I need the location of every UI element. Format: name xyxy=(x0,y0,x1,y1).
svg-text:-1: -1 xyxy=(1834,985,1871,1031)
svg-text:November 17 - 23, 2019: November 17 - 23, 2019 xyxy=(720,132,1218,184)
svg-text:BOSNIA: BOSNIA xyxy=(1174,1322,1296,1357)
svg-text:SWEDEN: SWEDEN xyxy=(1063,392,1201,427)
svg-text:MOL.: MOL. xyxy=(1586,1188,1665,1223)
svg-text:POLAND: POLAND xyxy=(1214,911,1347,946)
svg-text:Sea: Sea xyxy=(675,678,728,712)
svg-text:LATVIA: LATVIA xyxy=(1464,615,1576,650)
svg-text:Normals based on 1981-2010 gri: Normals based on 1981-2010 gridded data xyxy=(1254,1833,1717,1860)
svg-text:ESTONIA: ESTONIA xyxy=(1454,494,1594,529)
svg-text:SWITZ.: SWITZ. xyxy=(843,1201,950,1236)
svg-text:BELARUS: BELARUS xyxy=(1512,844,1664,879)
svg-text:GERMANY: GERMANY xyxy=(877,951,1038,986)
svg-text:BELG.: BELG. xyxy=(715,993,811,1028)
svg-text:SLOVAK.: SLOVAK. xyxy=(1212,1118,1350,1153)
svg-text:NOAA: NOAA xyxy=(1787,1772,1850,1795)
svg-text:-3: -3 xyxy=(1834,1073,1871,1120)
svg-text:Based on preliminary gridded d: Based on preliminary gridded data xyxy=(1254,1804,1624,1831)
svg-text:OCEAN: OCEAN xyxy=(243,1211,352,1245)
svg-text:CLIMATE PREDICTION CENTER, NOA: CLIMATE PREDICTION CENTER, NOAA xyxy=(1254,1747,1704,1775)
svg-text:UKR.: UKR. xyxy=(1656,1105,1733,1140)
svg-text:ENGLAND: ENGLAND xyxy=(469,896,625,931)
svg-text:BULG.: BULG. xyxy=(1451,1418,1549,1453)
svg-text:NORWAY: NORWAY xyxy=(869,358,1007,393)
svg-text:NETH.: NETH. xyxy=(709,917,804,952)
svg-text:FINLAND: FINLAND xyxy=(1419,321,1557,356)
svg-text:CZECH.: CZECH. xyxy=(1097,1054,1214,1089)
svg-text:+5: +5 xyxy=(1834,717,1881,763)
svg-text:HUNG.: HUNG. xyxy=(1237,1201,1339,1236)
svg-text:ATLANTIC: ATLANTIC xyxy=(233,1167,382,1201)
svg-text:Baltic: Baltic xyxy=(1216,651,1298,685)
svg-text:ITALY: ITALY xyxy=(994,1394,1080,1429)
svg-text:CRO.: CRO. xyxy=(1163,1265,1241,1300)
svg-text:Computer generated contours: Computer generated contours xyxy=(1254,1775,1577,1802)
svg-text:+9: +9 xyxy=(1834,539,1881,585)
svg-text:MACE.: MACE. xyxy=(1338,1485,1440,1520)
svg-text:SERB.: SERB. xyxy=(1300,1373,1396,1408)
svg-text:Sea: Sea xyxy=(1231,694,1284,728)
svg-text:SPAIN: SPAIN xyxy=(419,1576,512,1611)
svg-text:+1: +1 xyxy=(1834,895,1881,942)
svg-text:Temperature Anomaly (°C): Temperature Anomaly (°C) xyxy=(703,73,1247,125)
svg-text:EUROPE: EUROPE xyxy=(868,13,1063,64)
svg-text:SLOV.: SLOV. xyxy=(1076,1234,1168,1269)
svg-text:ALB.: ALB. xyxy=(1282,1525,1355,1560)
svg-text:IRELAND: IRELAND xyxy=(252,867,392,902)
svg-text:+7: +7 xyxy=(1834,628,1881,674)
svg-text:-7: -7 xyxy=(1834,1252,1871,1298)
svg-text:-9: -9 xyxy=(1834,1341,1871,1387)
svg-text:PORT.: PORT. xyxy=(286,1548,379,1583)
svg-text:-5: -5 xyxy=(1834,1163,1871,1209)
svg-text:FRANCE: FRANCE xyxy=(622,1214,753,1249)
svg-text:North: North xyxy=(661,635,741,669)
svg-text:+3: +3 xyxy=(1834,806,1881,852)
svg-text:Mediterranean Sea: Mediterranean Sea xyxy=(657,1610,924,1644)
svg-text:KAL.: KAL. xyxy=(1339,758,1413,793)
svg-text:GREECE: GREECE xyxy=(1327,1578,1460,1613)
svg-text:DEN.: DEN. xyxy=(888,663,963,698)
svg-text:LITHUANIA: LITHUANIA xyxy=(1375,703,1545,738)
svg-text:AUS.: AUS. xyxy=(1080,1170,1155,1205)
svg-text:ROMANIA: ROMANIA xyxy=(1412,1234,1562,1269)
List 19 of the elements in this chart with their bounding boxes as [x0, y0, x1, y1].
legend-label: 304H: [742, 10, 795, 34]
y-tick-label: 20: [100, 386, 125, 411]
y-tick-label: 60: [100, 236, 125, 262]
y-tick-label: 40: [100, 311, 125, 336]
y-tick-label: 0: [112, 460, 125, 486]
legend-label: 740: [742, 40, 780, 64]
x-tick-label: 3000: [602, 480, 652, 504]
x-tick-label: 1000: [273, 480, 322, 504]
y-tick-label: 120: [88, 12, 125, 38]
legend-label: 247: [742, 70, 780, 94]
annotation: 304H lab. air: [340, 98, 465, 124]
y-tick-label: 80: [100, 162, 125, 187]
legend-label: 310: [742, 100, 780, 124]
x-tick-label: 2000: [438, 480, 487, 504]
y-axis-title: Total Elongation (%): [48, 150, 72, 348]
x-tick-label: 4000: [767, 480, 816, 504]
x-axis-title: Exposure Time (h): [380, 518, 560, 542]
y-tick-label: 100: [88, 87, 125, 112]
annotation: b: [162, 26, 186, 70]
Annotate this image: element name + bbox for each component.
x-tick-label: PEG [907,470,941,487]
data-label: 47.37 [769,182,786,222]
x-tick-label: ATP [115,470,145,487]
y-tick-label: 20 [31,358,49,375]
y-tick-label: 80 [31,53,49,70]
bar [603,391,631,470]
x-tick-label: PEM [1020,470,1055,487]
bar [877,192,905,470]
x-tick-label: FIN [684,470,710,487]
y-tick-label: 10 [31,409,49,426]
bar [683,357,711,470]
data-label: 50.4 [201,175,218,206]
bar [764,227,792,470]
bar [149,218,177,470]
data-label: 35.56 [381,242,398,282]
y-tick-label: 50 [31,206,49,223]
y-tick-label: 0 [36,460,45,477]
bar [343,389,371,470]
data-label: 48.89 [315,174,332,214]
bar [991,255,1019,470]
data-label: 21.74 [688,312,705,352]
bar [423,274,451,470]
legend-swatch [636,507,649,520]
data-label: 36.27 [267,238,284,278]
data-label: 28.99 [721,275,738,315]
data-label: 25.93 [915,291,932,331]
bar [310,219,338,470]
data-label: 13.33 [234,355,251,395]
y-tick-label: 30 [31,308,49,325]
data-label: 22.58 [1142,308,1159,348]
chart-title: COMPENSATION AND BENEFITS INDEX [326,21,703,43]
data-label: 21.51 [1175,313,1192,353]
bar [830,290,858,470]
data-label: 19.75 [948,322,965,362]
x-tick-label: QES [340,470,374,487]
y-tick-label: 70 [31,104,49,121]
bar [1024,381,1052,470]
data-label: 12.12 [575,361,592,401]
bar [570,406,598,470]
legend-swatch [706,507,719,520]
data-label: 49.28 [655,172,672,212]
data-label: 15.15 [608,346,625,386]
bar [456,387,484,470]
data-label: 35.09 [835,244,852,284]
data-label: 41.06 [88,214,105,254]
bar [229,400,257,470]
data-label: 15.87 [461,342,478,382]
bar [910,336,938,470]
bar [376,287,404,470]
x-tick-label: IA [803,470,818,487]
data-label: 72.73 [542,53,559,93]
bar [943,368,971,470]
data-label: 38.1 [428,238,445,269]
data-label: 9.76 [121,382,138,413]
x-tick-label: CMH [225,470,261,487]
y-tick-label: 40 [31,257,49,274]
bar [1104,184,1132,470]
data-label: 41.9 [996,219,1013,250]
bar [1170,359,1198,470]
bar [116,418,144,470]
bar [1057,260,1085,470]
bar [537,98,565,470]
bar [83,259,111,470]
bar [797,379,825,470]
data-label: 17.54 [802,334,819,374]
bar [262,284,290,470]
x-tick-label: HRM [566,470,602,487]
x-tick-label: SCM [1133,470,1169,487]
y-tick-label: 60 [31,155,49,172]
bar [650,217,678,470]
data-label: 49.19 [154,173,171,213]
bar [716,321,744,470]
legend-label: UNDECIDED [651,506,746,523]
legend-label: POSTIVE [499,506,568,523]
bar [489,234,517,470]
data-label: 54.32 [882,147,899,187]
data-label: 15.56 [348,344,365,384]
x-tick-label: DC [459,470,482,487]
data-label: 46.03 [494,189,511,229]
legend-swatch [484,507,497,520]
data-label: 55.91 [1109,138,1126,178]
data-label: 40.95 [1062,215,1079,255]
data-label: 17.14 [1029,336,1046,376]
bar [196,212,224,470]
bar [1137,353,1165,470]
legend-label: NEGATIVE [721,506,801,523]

▬▬▬▬▬▬▬▬▬▬

• [EXERCISE]:
Count the rows above that contain the string "axis", with uppercase and lowercase treated as different. Reply with only the number.

• [RESPONSE FOR THIS EXERCISE]:
2